▶ _What you should do_
Reproduce every line of the data below character for character and in the same order.

▶ _Entries shown_
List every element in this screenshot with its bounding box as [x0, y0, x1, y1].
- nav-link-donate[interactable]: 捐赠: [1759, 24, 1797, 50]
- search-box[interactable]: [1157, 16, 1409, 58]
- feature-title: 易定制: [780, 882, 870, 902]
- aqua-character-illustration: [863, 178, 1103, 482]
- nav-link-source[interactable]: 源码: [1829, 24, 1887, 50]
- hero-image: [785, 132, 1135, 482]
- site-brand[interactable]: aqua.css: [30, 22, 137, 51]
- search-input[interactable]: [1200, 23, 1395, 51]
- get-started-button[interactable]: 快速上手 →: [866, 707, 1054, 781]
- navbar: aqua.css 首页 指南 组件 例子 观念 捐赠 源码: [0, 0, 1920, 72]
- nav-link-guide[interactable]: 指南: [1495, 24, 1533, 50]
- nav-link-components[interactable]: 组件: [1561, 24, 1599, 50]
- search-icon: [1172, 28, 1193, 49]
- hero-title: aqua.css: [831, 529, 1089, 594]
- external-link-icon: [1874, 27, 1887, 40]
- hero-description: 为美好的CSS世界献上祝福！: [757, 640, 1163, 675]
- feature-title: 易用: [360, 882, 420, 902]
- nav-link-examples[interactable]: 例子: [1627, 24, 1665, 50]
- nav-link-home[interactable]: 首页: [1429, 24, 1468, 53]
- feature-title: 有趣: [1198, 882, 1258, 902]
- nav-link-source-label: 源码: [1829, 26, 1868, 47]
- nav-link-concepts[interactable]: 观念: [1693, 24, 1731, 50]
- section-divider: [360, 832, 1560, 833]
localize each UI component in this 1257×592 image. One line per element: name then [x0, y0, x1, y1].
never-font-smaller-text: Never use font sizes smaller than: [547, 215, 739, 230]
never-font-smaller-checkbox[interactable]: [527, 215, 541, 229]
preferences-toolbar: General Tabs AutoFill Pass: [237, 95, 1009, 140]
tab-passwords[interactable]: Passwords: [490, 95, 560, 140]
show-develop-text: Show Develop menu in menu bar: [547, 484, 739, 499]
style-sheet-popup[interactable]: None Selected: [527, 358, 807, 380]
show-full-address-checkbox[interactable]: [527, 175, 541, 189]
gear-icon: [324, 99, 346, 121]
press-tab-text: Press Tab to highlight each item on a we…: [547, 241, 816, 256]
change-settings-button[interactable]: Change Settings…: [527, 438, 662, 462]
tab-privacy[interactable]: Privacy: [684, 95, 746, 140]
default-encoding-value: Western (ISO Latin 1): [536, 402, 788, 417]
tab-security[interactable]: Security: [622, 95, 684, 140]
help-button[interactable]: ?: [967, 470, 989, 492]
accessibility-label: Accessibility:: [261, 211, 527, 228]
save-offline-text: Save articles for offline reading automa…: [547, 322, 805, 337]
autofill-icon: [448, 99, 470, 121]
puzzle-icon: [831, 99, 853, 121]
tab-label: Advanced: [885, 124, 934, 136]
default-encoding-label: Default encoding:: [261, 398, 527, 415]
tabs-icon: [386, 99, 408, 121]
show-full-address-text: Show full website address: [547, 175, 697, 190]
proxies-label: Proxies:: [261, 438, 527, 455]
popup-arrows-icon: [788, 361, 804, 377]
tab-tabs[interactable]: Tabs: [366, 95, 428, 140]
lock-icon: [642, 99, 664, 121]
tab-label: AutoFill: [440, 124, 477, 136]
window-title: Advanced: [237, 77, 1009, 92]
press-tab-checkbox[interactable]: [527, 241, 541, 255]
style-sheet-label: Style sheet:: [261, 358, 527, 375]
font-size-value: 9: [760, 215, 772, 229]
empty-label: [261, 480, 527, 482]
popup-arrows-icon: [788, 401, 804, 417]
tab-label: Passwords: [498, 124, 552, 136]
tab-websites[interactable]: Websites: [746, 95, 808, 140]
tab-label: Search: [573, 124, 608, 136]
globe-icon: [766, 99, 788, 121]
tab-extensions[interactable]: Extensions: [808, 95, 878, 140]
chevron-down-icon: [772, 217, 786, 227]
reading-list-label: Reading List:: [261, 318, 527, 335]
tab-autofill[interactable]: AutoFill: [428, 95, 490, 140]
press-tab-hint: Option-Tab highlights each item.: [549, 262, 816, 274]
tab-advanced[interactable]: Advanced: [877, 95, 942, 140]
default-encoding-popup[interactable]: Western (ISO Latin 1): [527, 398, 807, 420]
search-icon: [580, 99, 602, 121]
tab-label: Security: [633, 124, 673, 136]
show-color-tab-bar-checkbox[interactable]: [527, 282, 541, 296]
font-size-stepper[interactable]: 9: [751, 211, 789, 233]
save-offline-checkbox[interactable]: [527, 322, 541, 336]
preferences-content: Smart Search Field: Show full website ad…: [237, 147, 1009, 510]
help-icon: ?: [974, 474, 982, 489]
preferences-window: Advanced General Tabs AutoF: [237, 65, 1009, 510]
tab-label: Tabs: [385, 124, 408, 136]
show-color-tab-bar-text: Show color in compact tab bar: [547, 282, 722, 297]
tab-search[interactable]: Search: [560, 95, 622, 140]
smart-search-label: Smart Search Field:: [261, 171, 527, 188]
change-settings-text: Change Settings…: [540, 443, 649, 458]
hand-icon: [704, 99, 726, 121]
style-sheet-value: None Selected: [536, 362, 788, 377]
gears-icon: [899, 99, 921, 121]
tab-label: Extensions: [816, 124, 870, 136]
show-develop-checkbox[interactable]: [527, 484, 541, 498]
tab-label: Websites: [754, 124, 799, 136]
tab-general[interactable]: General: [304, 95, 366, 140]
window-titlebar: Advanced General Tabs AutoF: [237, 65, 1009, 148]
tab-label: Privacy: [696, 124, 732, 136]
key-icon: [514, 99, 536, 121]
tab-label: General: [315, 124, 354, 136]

▶ _Problem solution_
List every element in this screenshot with its bounding box as [x0, y0, x1, y1].
- nav-link-donate[interactable]: 捐赠: [1759, 24, 1797, 50]
- search-box[interactable]: [1157, 16, 1409, 58]
- feature-title: 易定制: [780, 882, 870, 902]
- aqua-character-illustration: [863, 178, 1103, 482]
- nav-link-source[interactable]: 源码: [1829, 24, 1887, 50]
- hero-image: [785, 132, 1135, 482]
- site-brand[interactable]: aqua.css: [30, 22, 137, 51]
- search-input[interactable]: [1200, 23, 1395, 51]
- get-started-button[interactable]: 快速上手 →: [866, 707, 1054, 781]
- navbar: aqua.css 首页 指南 组件 例子 观念 捐赠 源码: [0, 0, 1920, 72]
- nav-link-guide[interactable]: 指南: [1495, 24, 1533, 50]
- nav-link-components[interactable]: 组件: [1561, 24, 1599, 50]
- search-icon: [1172, 28, 1193, 49]
- hero-title: aqua.css: [831, 529, 1089, 594]
- external-link-icon: [1874, 27, 1887, 40]
- hero-description: 为美好的CSS世界献上祝福！: [757, 640, 1163, 675]
- feature-title: 易用: [360, 882, 420, 902]
- nav-link-examples[interactable]: 例子: [1627, 24, 1665, 50]
- nav-link-home[interactable]: 首页: [1429, 24, 1468, 53]
- feature-title: 有趣: [1198, 882, 1258, 902]
- nav-link-source-label: 源码: [1829, 26, 1868, 47]
- nav-link-concepts[interactable]: 观念: [1693, 24, 1731, 50]
- section-divider: [360, 832, 1560, 833]
localize each UI component in this 1257×592 image. One line per element: name then [x0, y0, x1, y1].
never-font-smaller-text: Never use font sizes smaller than: [547, 215, 739, 230]
never-font-smaller-checkbox[interactable]: [527, 215, 541, 229]
preferences-toolbar: General Tabs AutoFill Pass: [237, 95, 1009, 140]
tab-passwords[interactable]: Passwords: [490, 95, 560, 140]
show-develop-text: Show Develop menu in menu bar: [547, 484, 739, 499]
style-sheet-popup[interactable]: None Selected: [527, 358, 807, 380]
show-full-address-checkbox[interactable]: [527, 175, 541, 189]
gear-icon: [324, 99, 346, 121]
press-tab-text: Press Tab to highlight each item on a we…: [547, 241, 816, 256]
change-settings-button[interactable]: Change Settings…: [527, 438, 662, 462]
tab-privacy[interactable]: Privacy: [684, 95, 746, 140]
default-encoding-value: Western (ISO Latin 1): [536, 402, 788, 417]
tab-security[interactable]: Security: [622, 95, 684, 140]
help-button[interactable]: ?: [967, 470, 989, 492]
accessibility-label: Accessibility:: [261, 211, 527, 228]
save-offline-text: Save articles for offline reading automa…: [547, 322, 805, 337]
autofill-icon: [448, 99, 470, 121]
puzzle-icon: [831, 99, 853, 121]
tab-label: Advanced: [885, 124, 934, 136]
default-encoding-label: Default encoding:: [261, 398, 527, 415]
tabs-icon: [386, 99, 408, 121]
show-full-address-text: Show full website address: [547, 175, 697, 190]
proxies-label: Proxies:: [261, 438, 527, 455]
popup-arrows-icon: [788, 361, 804, 377]
tab-tabs[interactable]: Tabs: [366, 95, 428, 140]
lock-icon: [642, 99, 664, 121]
tab-label: AutoFill: [440, 124, 477, 136]
window-title: Advanced: [237, 77, 1009, 92]
press-tab-checkbox[interactable]: [527, 241, 541, 255]
style-sheet-label: Style sheet:: [261, 358, 527, 375]
font-size-value: 9: [760, 215, 772, 229]
empty-label: [261, 480, 527, 482]
popup-arrows-icon: [788, 401, 804, 417]
tab-label: Passwords: [498, 124, 552, 136]
tab-websites[interactable]: Websites: [746, 95, 808, 140]
tab-label: Search: [573, 124, 608, 136]
globe-icon: [766, 99, 788, 121]
tab-extensions[interactable]: Extensions: [808, 95, 878, 140]
chevron-down-icon: [772, 217, 786, 227]
reading-list-label: Reading List:: [261, 318, 527, 335]
tab-autofill[interactable]: AutoFill: [428, 95, 490, 140]
press-tab-hint: Option-Tab highlights each item.: [549, 262, 816, 274]
tab-advanced[interactable]: Advanced: [877, 95, 942, 140]
default-encoding-popup[interactable]: Western (ISO Latin 1): [527, 398, 807, 420]
search-icon: [580, 99, 602, 121]
tab-label: Security: [633, 124, 673, 136]
show-color-tab-bar-checkbox[interactable]: [527, 282, 541, 296]
font-size-stepper[interactable]: 9: [751, 211, 789, 233]
save-offline-checkbox[interactable]: [527, 322, 541, 336]
preferences-content: Smart Search Field: Show full website ad…: [237, 147, 1009, 510]
help-icon: ?: [974, 474, 982, 489]
preferences-window: Advanced General Tabs AutoF: [237, 65, 1009, 510]
tab-label: Tabs: [385, 124, 408, 136]
show-color-tab-bar-text: Show color in compact tab bar: [547, 282, 722, 297]
tab-search[interactable]: Search: [560, 95, 622, 140]
smart-search-label: Smart Search Field:: [261, 171, 527, 188]
change-settings-text: Change Settings…: [540, 443, 649, 458]
hand-icon: [704, 99, 726, 121]
style-sheet-value: None Selected: [536, 362, 788, 377]
gears-icon: [899, 99, 921, 121]
tab-label: Extensions: [816, 124, 870, 136]
show-develop-checkbox[interactable]: [527, 484, 541, 498]
tab-label: Websites: [754, 124, 799, 136]
tab-general[interactable]: General: [304, 95, 366, 140]
window-titlebar: Advanced General Tabs AutoF: [237, 65, 1009, 148]
tab-label: Privacy: [696, 124, 732, 136]
key-icon: [514, 99, 536, 121]
tab-label: General: [315, 124, 354, 136]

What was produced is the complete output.